**Collection entries**
-- start --

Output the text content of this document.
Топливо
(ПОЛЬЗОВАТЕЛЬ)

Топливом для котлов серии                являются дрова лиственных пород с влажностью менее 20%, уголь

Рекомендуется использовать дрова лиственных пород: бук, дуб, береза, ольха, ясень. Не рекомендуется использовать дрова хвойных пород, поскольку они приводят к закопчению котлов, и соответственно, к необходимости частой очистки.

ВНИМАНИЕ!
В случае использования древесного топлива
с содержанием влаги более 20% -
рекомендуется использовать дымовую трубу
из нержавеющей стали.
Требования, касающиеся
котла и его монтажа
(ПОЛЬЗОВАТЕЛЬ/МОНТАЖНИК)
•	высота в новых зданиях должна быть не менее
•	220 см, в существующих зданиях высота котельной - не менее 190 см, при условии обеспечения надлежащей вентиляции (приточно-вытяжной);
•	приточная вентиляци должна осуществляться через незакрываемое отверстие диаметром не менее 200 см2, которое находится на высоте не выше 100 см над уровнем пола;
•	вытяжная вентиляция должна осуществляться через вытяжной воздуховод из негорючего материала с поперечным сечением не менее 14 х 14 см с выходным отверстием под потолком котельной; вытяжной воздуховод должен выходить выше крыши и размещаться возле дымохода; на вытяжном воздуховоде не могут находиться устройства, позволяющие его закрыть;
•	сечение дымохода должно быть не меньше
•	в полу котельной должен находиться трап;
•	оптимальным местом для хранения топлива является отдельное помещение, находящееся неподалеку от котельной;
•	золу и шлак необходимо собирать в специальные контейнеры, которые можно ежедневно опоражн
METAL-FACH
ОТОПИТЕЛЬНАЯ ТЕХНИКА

-- end --

**Your objective**
Show every line from the listing above in which the string "через" appears.

**Reply**
•	приточная вентиляци должна осуществляться через незакрываемое отверстие диаметром не менее 200 см2, которое находится на высоте не выше 100 см над уровнем пола;
•	вытяжная вентиляция должна осуществляться через вытяжной воздуховод из негорючего материала с поперечным сечением не менее 14 х 14 см с выходным отверстием под потолком котельной; вытяжной воздуховод должен выходить выше крыши и размещаться возле дымохода; на вытяжном воздуховоде не могут находиться устройства, позволяющие его закрыть;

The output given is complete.